● **WORK REQUIRED**:
The records below must be copied in full; omit the images.

● **RECORDS SUPPLIED**:
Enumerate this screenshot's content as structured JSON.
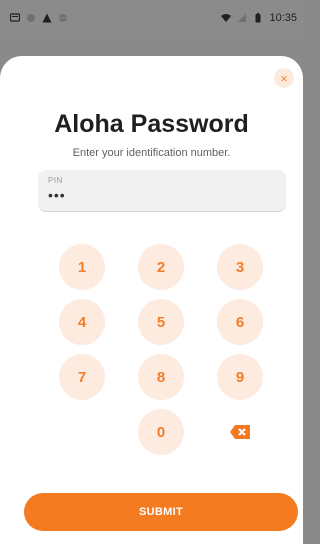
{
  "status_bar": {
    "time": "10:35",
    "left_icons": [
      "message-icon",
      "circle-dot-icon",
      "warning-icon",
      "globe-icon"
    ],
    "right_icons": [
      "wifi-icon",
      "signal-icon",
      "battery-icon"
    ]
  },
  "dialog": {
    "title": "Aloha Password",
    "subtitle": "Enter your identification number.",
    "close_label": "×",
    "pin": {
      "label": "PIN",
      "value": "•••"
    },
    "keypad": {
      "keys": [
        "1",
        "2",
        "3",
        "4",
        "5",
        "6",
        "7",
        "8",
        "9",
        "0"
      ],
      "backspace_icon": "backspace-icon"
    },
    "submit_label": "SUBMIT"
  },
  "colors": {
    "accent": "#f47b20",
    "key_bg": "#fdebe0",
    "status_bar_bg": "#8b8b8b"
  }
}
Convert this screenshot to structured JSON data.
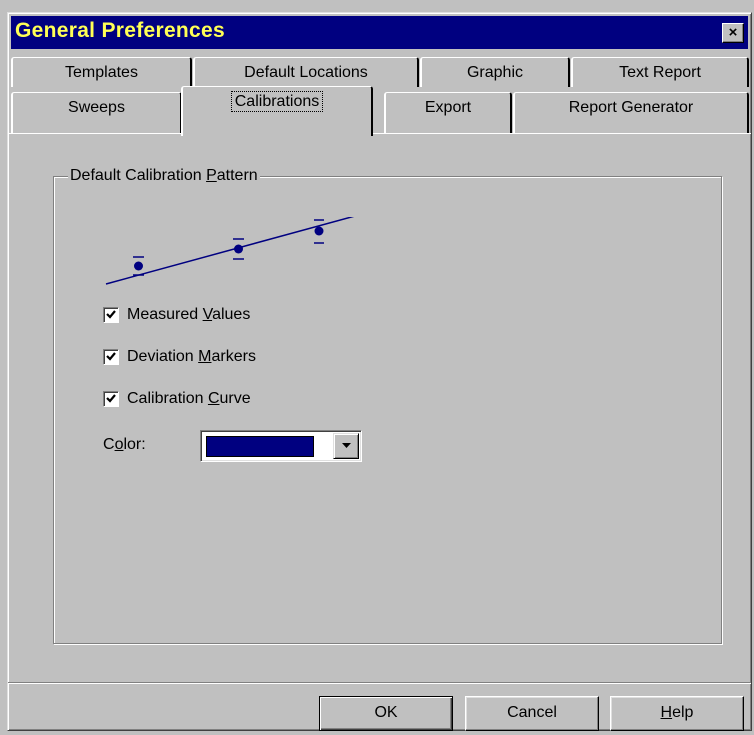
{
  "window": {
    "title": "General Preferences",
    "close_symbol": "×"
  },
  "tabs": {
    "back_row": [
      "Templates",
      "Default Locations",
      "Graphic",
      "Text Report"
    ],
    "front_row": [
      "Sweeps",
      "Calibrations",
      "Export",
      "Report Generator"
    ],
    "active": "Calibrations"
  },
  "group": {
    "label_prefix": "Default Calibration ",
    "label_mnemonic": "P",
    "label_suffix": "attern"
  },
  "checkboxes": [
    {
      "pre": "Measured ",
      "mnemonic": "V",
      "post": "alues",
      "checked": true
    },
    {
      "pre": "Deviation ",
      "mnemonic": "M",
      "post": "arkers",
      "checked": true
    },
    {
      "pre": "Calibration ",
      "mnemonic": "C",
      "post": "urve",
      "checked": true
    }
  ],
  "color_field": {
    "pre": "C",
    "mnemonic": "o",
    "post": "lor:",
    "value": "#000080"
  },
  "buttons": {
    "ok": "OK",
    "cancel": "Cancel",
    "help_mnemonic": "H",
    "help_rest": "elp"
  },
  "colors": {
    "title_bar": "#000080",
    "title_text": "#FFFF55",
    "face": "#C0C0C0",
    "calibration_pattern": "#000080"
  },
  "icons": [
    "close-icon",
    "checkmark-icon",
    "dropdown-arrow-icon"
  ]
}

● **WORKED SOLUTION**:
Enumerate this screenshot's content as structured JSON.
{
  "status_bar": {
    "time": "10:35",
    "left_icons": [
      "message-icon",
      "circle-dot-icon",
      "warning-icon",
      "globe-icon"
    ],
    "right_icons": [
      "wifi-icon",
      "signal-icon",
      "battery-icon"
    ]
  },
  "dialog": {
    "title": "Aloha Password",
    "subtitle": "Enter your identification number.",
    "close_label": "×",
    "pin": {
      "label": "PIN",
      "value": "•••"
    },
    "keypad": {
      "keys": [
        "1",
        "2",
        "3",
        "4",
        "5",
        "6",
        "7",
        "8",
        "9",
        "0"
      ],
      "backspace_icon": "backspace-icon"
    },
    "submit_label": "SUBMIT"
  },
  "colors": {
    "accent": "#f47b20",
    "key_bg": "#fdebe0",
    "status_bar_bg": "#8b8b8b"
  }
}
Convert this screenshot to structured JSON data.
{
  "window": {
    "title": "General Preferences",
    "close_symbol": "×"
  },
  "tabs": {
    "back_row": [
      "Templates",
      "Default Locations",
      "Graphic",
      "Text Report"
    ],
    "front_row": [
      "Sweeps",
      "Calibrations",
      "Export",
      "Report Generator"
    ],
    "active": "Calibrations"
  },
  "group": {
    "label_prefix": "Default Calibration ",
    "label_mnemonic": "P",
    "label_suffix": "attern"
  },
  "checkboxes": [
    {
      "pre": "Measured ",
      "mnemonic": "V",
      "post": "alues",
      "checked": true
    },
    {
      "pre": "Deviation ",
      "mnemonic": "M",
      "post": "arkers",
      "checked": true
    },
    {
      "pre": "Calibration ",
      "mnemonic": "C",
      "post": "urve",
      "checked": true
    }
  ],
  "color_field": {
    "pre": "C",
    "mnemonic": "o",
    "post": "lor:",
    "value": "#000080"
  },
  "buttons": {
    "ok": "OK",
    "cancel": "Cancel",
    "help_mnemonic": "H",
    "help_rest": "elp"
  },
  "colors": {
    "title_bar": "#000080",
    "title_text": "#FFFF55",
    "face": "#C0C0C0",
    "calibration_pattern": "#000080"
  },
  "icons": [
    "close-icon",
    "checkmark-icon",
    "dropdown-arrow-icon"
  ]
}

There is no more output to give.